Given task
Report each line of the data that includes the word "JSON".

Entries
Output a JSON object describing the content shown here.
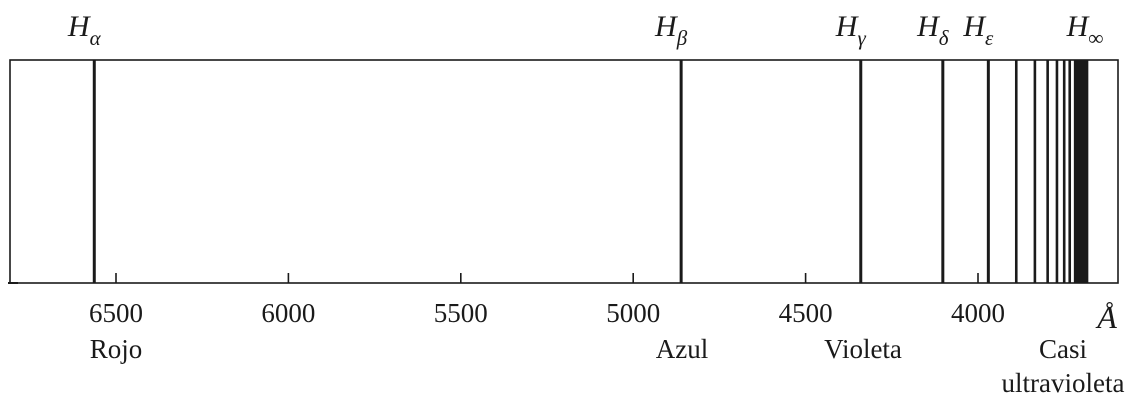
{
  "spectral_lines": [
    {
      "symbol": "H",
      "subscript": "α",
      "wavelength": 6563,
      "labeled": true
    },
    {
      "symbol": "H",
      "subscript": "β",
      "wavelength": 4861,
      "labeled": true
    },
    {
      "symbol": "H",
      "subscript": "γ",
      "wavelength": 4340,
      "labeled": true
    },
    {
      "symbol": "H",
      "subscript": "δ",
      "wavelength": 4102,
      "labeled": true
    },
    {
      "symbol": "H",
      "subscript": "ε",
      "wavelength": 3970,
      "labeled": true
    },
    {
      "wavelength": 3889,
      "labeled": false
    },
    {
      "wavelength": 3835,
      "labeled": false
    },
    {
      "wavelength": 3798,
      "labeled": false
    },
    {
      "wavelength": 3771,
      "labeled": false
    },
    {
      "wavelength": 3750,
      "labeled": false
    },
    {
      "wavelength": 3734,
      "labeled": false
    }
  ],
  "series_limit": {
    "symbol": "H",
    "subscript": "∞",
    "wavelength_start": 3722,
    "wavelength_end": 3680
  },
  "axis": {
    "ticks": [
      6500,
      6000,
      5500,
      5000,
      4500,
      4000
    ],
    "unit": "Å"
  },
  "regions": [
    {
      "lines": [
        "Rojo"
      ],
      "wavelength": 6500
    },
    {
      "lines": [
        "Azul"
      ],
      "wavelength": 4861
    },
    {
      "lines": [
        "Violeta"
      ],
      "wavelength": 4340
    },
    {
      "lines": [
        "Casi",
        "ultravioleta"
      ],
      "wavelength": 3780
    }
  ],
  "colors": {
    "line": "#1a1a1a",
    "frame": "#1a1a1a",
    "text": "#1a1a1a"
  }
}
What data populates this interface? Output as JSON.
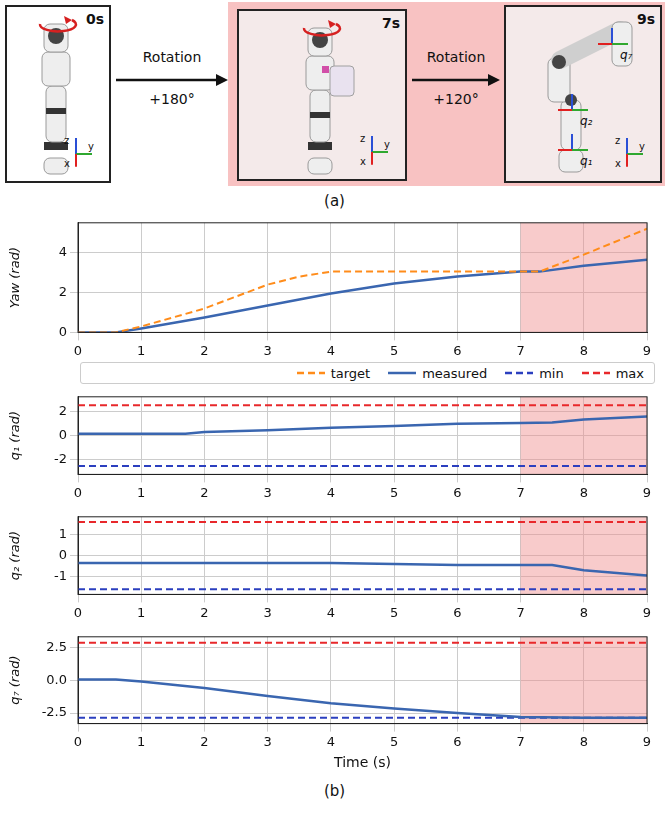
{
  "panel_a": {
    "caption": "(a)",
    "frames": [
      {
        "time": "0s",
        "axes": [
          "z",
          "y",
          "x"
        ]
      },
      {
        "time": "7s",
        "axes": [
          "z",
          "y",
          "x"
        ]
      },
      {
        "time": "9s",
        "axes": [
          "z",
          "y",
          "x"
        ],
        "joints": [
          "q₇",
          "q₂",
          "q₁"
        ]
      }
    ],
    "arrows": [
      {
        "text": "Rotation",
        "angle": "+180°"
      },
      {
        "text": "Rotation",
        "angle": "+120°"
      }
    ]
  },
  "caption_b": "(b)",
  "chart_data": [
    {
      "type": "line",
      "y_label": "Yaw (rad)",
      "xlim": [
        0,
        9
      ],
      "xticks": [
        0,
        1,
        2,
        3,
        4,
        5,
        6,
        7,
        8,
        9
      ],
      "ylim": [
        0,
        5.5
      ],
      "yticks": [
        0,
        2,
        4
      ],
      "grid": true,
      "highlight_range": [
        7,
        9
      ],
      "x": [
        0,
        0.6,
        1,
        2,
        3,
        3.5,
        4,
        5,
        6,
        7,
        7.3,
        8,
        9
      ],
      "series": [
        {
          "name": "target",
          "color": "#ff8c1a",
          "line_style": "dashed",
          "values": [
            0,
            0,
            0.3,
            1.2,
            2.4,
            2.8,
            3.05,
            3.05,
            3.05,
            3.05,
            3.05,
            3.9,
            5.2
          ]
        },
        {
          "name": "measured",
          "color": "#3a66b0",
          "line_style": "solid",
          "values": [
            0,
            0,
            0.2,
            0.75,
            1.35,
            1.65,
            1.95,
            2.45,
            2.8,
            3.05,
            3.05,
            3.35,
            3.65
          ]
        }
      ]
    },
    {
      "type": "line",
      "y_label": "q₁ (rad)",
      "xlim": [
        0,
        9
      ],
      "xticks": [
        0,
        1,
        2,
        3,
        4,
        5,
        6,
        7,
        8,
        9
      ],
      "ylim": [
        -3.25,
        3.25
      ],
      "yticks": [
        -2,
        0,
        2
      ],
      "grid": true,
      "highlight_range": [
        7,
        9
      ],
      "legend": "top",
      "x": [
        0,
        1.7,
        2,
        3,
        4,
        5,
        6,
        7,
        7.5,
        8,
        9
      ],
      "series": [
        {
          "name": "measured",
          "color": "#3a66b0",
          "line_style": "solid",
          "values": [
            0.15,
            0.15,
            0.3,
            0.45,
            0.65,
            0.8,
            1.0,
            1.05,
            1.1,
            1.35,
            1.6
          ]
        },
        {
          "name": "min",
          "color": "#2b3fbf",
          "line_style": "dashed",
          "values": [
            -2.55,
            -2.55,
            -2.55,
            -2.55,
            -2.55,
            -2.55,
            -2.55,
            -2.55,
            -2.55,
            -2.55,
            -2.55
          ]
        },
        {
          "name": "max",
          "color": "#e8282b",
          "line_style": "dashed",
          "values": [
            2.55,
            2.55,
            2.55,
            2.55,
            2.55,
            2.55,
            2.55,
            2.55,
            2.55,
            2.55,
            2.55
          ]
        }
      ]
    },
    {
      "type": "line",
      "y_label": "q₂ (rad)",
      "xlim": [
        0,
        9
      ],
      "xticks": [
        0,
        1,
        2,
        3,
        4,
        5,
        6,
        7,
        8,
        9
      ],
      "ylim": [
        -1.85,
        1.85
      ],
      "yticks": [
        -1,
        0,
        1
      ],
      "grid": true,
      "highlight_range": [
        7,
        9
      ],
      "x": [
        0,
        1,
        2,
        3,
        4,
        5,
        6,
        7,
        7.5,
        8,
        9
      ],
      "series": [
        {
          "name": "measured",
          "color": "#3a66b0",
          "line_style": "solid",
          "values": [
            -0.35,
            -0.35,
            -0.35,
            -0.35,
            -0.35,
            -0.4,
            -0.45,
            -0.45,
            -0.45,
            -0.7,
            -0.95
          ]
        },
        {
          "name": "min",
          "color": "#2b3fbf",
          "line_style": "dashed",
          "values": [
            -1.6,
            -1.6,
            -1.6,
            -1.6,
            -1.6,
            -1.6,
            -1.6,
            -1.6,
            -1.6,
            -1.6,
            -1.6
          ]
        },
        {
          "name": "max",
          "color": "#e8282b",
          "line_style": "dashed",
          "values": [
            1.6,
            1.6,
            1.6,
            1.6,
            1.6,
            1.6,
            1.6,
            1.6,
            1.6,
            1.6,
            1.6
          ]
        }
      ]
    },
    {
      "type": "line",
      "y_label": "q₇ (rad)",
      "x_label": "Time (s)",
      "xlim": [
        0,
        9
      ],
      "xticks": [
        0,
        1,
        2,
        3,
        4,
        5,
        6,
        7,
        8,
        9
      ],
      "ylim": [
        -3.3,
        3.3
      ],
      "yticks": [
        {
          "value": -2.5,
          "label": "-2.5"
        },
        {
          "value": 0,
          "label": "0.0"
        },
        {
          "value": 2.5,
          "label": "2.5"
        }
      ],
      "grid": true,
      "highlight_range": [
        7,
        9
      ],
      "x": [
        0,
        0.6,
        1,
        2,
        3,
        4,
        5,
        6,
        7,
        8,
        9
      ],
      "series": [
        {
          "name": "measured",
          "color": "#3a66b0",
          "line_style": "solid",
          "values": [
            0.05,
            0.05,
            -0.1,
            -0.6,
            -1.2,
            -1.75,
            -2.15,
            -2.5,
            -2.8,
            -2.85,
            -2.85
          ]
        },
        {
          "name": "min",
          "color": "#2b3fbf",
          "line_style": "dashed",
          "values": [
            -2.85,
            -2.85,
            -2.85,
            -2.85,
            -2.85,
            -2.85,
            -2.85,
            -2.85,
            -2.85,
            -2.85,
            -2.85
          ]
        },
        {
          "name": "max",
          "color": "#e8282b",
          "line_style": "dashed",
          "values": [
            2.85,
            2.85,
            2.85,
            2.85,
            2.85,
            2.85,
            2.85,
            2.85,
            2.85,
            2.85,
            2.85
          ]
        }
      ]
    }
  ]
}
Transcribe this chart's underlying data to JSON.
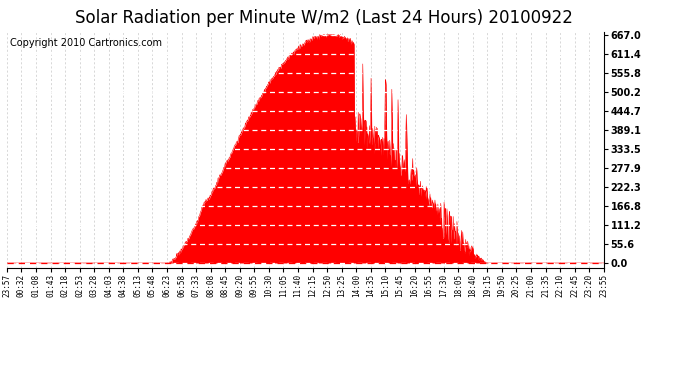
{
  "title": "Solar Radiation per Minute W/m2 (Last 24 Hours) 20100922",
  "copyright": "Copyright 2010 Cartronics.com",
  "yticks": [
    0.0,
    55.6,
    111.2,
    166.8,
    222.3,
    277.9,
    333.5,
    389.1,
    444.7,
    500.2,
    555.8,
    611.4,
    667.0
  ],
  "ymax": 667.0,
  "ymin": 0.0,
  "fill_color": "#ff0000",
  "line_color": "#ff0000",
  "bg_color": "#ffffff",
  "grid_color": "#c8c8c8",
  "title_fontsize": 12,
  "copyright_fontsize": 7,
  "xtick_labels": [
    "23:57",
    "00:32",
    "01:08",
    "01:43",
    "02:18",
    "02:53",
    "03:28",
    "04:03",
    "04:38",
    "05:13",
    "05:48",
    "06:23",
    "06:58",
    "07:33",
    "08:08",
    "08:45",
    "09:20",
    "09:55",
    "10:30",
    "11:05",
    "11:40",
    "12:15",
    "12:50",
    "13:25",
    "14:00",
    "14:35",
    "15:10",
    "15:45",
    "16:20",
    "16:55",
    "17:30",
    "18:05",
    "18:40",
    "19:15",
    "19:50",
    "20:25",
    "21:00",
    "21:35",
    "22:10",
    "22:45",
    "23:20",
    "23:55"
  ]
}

In response
Output a JSON object describing the content shown here.
What data populates this interface? Output as JSON.
Transcribe this chart's underlying data to JSON.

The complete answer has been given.